Written problem -
Leave out the images and repeat the listing below without a single change.

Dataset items
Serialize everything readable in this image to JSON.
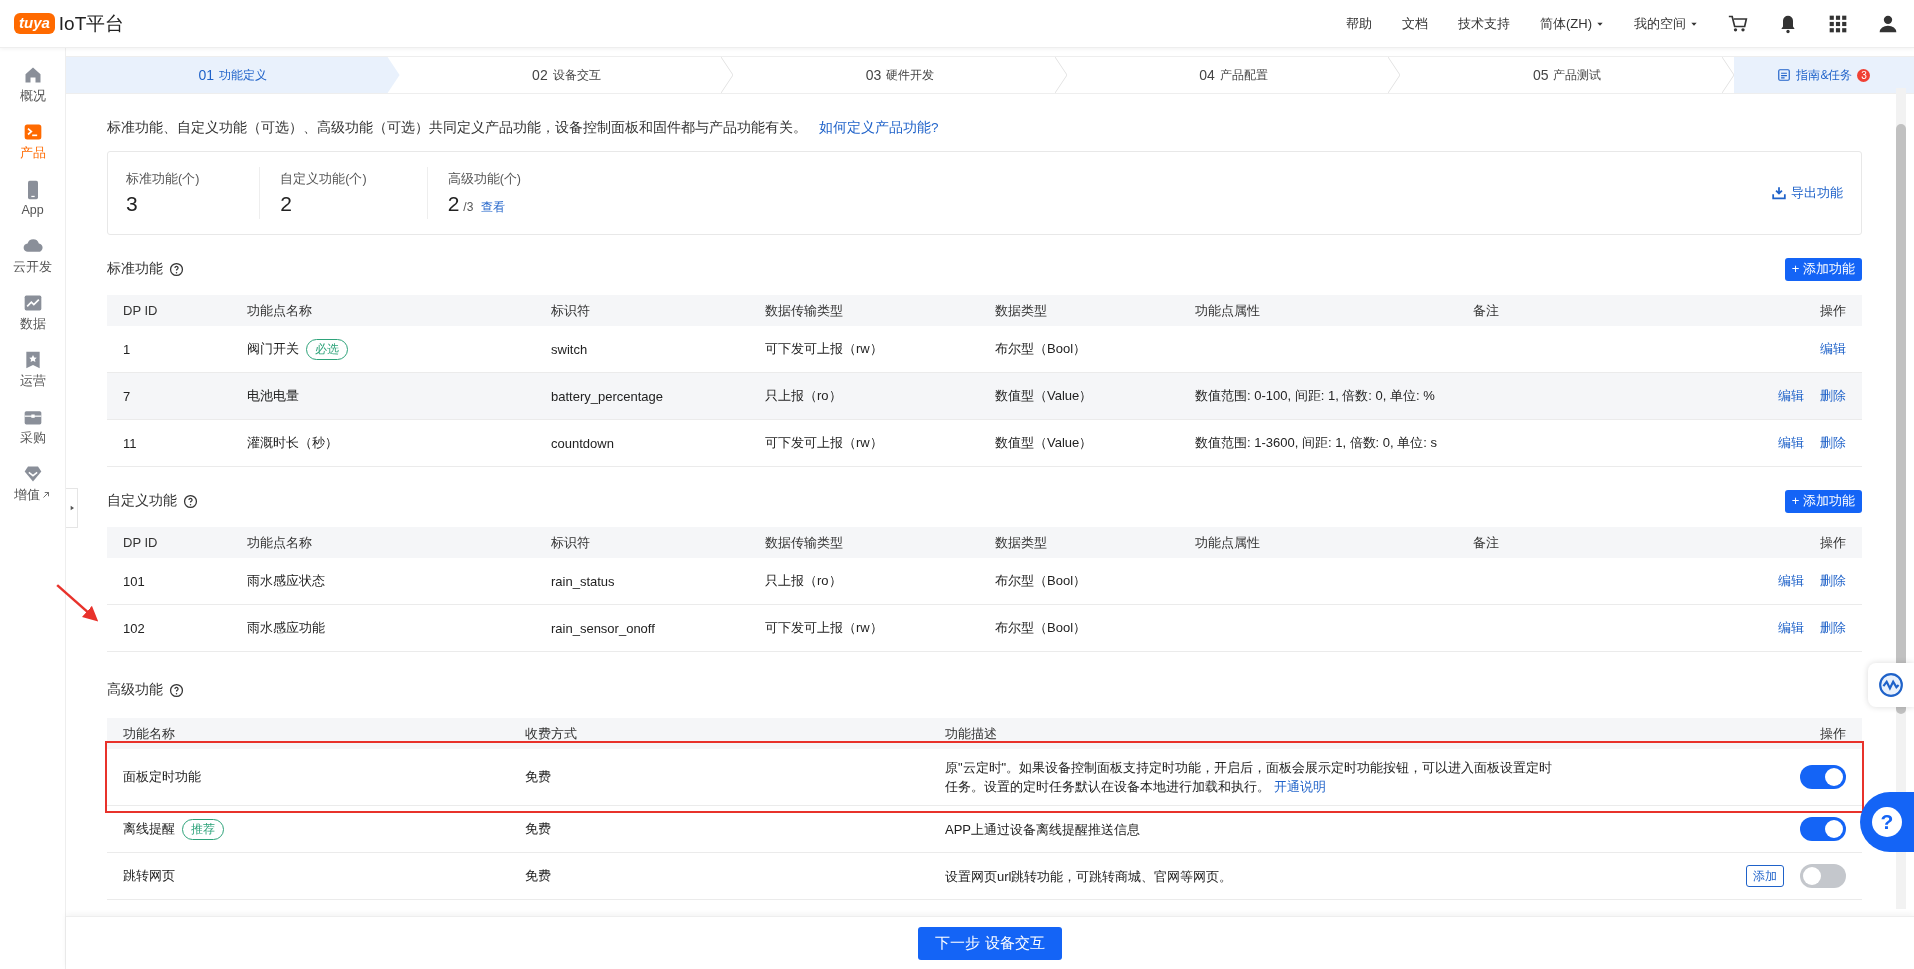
{
  "topbar": {
    "logo": "tuya",
    "title": "IoT平台",
    "nav": [
      {
        "label": "帮助",
        "dropdown": false
      },
      {
        "label": "文档",
        "dropdown": false
      },
      {
        "label": "技术支持",
        "dropdown": false
      },
      {
        "label": "简体(ZH)",
        "dropdown": true
      },
      {
        "label": "我的空间",
        "dropdown": true
      }
    ]
  },
  "sidebar": {
    "items": [
      {
        "label": "概况",
        "selected": false,
        "external": false
      },
      {
        "label": "产品",
        "selected": true,
        "external": false
      },
      {
        "label": "App",
        "selected": false,
        "external": false
      },
      {
        "label": "云开发",
        "selected": false,
        "external": false
      },
      {
        "label": "数据",
        "selected": false,
        "external": false
      },
      {
        "label": "运营",
        "selected": false,
        "external": false
      },
      {
        "label": "采购",
        "selected": false,
        "external": false
      },
      {
        "label": "增值",
        "selected": false,
        "external": true
      }
    ]
  },
  "steps": [
    {
      "number": "01",
      "label": "功能定义",
      "selected": true
    },
    {
      "number": "02",
      "label": "设备交互",
      "selected": false
    },
    {
      "number": "03",
      "label": "硬件开发",
      "selected": false
    },
    {
      "number": "04",
      "label": "产品配置",
      "selected": false
    },
    {
      "number": "05",
      "label": "产品测试",
      "selected": false
    }
  ],
  "guide": {
    "label": "指南&任务",
    "badge": "3"
  },
  "intro": {
    "text": "标准功能、自定义功能（可选）、高级功能（可选）共同定义产品功能，设备控制面板和固件都与产品功能有关。",
    "link": "如何定义产品功能?"
  },
  "stats": {
    "items": [
      {
        "label": "标准功能(个)",
        "value": "3"
      },
      {
        "label": "自定义功能(个)",
        "value": "2"
      },
      {
        "label": "高级功能(个)",
        "value": "2",
        "total": "/3",
        "link": "查看"
      }
    ],
    "export": "导出功能"
  },
  "standard": {
    "title": "标准功能",
    "add_button": "+ 添加功能",
    "columns": [
      "DP ID",
      "功能点名称",
      "标识符",
      "数据传输类型",
      "数据类型",
      "功能点属性",
      "备注",
      "操作"
    ],
    "rows": [
      {
        "id": "1",
        "name": "阀门开关",
        "tag": "必选",
        "identifier": "switch",
        "transfer": "可下发可上报（rw）",
        "type": "布尔型（Bool）",
        "properties": "",
        "actions": [
          "编辑"
        ]
      },
      {
        "id": "7",
        "name": "电池电量",
        "identifier": "battery_percentage",
        "transfer": "只上报（ro）",
        "type": "数值型（Value）",
        "properties": "数值范围: 0-100, 间距: 1, 倍数: 0, 单位: %",
        "actions": [
          "编辑",
          "删除"
        ]
      },
      {
        "id": "11",
        "name": "灌溉时长（秒）",
        "identifier": "countdown",
        "transfer": "可下发可上报（rw）",
        "type": "数值型（Value）",
        "properties": "数值范围: 1-3600, 间距: 1, 倍数: 0, 单位: s",
        "actions": [
          "编辑",
          "删除"
        ]
      }
    ]
  },
  "custom": {
    "title": "自定义功能",
    "add_button": "+ 添加功能",
    "columns": [
      "DP ID",
      "功能点名称",
      "标识符",
      "数据传输类型",
      "数据类型",
      "功能点属性",
      "备注",
      "操作"
    ],
    "rows": [
      {
        "id": "101",
        "name": "雨水感应状态",
        "identifier": "rain_status",
        "transfer": "只上报（ro）",
        "type": "布尔型（Bool）",
        "properties": "",
        "actions": [
          "编辑",
          "删除"
        ]
      },
      {
        "id": "102",
        "name": "雨水感应功能",
        "identifier": "rain_sensor_onoff",
        "transfer": "可下发可上报（rw）",
        "type": "布尔型（Bool）",
        "properties": "",
        "actions": [
          "编辑",
          "删除"
        ]
      }
    ]
  },
  "advanced": {
    "title": "高级功能",
    "columns": [
      "功能名称",
      "收费方式",
      "功能描述",
      "操作"
    ],
    "rows": [
      {
        "name": "面板定时功能",
        "fee": "免费",
        "description": "原\"云定时\"。如果设备控制面板支持定时功能，开启后，面板会展示定时功能按钮，可以进入面板设置定时任务。设置的定时任务默认在设备本地进行加载和执行。",
        "link": "开通说明",
        "on": true,
        "highlighted": true
      },
      {
        "name": "离线提醒",
        "tag": "推荐",
        "fee": "免费",
        "description": "APP上通过设备离线提醒推送信息",
        "on": true,
        "highlighted": false
      },
      {
        "name": "跳转网页",
        "fee": "免费",
        "description": "设置网页url跳转功能，可跳转商城、官网等网页。",
        "button": "添加",
        "on": false,
        "highlighted": false
      }
    ]
  },
  "footer": {
    "next_button": "下一步 设备交互"
  },
  "help": {
    "label": "?"
  }
}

Full response -
Serialize everything readable in this image to JSON.
{
  "topbar": {
    "logo": "tuya",
    "title": "IoT平台",
    "nav": [
      {
        "label": "帮助",
        "dropdown": false
      },
      {
        "label": "文档",
        "dropdown": false
      },
      {
        "label": "技术支持",
        "dropdown": false
      },
      {
        "label": "简体(ZH)",
        "dropdown": true
      },
      {
        "label": "我的空间",
        "dropdown": true
      }
    ]
  },
  "sidebar": {
    "items": [
      {
        "label": "概况",
        "selected": false,
        "external": false
      },
      {
        "label": "产品",
        "selected": true,
        "external": false
      },
      {
        "label": "App",
        "selected": false,
        "external": false
      },
      {
        "label": "云开发",
        "selected": false,
        "external": false
      },
      {
        "label": "数据",
        "selected": false,
        "external": false
      },
      {
        "label": "运营",
        "selected": false,
        "external": false
      },
      {
        "label": "采购",
        "selected": false,
        "external": false
      },
      {
        "label": "增值",
        "selected": false,
        "external": true
      }
    ]
  },
  "steps": [
    {
      "number": "01",
      "label": "功能定义",
      "selected": true
    },
    {
      "number": "02",
      "label": "设备交互",
      "selected": false
    },
    {
      "number": "03",
      "label": "硬件开发",
      "selected": false
    },
    {
      "number": "04",
      "label": "产品配置",
      "selected": false
    },
    {
      "number": "05",
      "label": "产品测试",
      "selected": false
    }
  ],
  "guide": {
    "label": "指南&任务",
    "badge": "3"
  },
  "intro": {
    "text": "标准功能、自定义功能（可选）、高级功能（可选）共同定义产品功能，设备控制面板和固件都与产品功能有关。",
    "link": "如何定义产品功能?"
  },
  "stats": {
    "items": [
      {
        "label": "标准功能(个)",
        "value": "3"
      },
      {
        "label": "自定义功能(个)",
        "value": "2"
      },
      {
        "label": "高级功能(个)",
        "value": "2",
        "total": "/3",
        "link": "查看"
      }
    ],
    "export": "导出功能"
  },
  "standard": {
    "title": "标准功能",
    "add_button": "+ 添加功能",
    "columns": [
      "DP ID",
      "功能点名称",
      "标识符",
      "数据传输类型",
      "数据类型",
      "功能点属性",
      "备注",
      "操作"
    ],
    "rows": [
      {
        "id": "1",
        "name": "阀门开关",
        "tag": "必选",
        "identifier": "switch",
        "transfer": "可下发可上报（rw）",
        "type": "布尔型（Bool）",
        "properties": "",
        "actions": [
          "编辑"
        ]
      },
      {
        "id": "7",
        "name": "电池电量",
        "identifier": "battery_percentage",
        "transfer": "只上报（ro）",
        "type": "数值型（Value）",
        "properties": "数值范围: 0-100, 间距: 1, 倍数: 0, 单位: %",
        "actions": [
          "编辑",
          "删除"
        ]
      },
      {
        "id": "11",
        "name": "灌溉时长（秒）",
        "identifier": "countdown",
        "transfer": "可下发可上报（rw）",
        "type": "数值型（Value）",
        "properties": "数值范围: 1-3600, 间距: 1, 倍数: 0, 单位: s",
        "actions": [
          "编辑",
          "删除"
        ]
      }
    ]
  },
  "custom": {
    "title": "自定义功能",
    "add_button": "+ 添加功能",
    "columns": [
      "DP ID",
      "功能点名称",
      "标识符",
      "数据传输类型",
      "数据类型",
      "功能点属性",
      "备注",
      "操作"
    ],
    "rows": [
      {
        "id": "101",
        "name": "雨水感应状态",
        "identifier": "rain_status",
        "transfer": "只上报（ro）",
        "type": "布尔型（Bool）",
        "properties": "",
        "actions": [
          "编辑",
          "删除"
        ]
      },
      {
        "id": "102",
        "name": "雨水感应功能",
        "identifier": "rain_sensor_onoff",
        "transfer": "可下发可上报（rw）",
        "type": "布尔型（Bool）",
        "properties": "",
        "actions": [
          "编辑",
          "删除"
        ]
      }
    ]
  },
  "advanced": {
    "title": "高级功能",
    "columns": [
      "功能名称",
      "收费方式",
      "功能描述",
      "操作"
    ],
    "rows": [
      {
        "name": "面板定时功能",
        "fee": "免费",
        "description": "原\"云定时\"。如果设备控制面板支持定时功能，开启后，面板会展示定时功能按钮，可以进入面板设置定时任务。设置的定时任务默认在设备本地进行加载和执行。",
        "link": "开通说明",
        "on": true,
        "highlighted": true
      },
      {
        "name": "离线提醒",
        "tag": "推荐",
        "fee": "免费",
        "description": "APP上通过设备离线提醒推送信息",
        "on": true,
        "highlighted": false
      },
      {
        "name": "跳转网页",
        "fee": "免费",
        "description": "设置网页url跳转功能，可跳转商城、官网等网页。",
        "button": "添加",
        "on": false,
        "highlighted": false
      }
    ]
  },
  "footer": {
    "next_button": "下一步 设备交互"
  },
  "help": {
    "label": "?"
  }
}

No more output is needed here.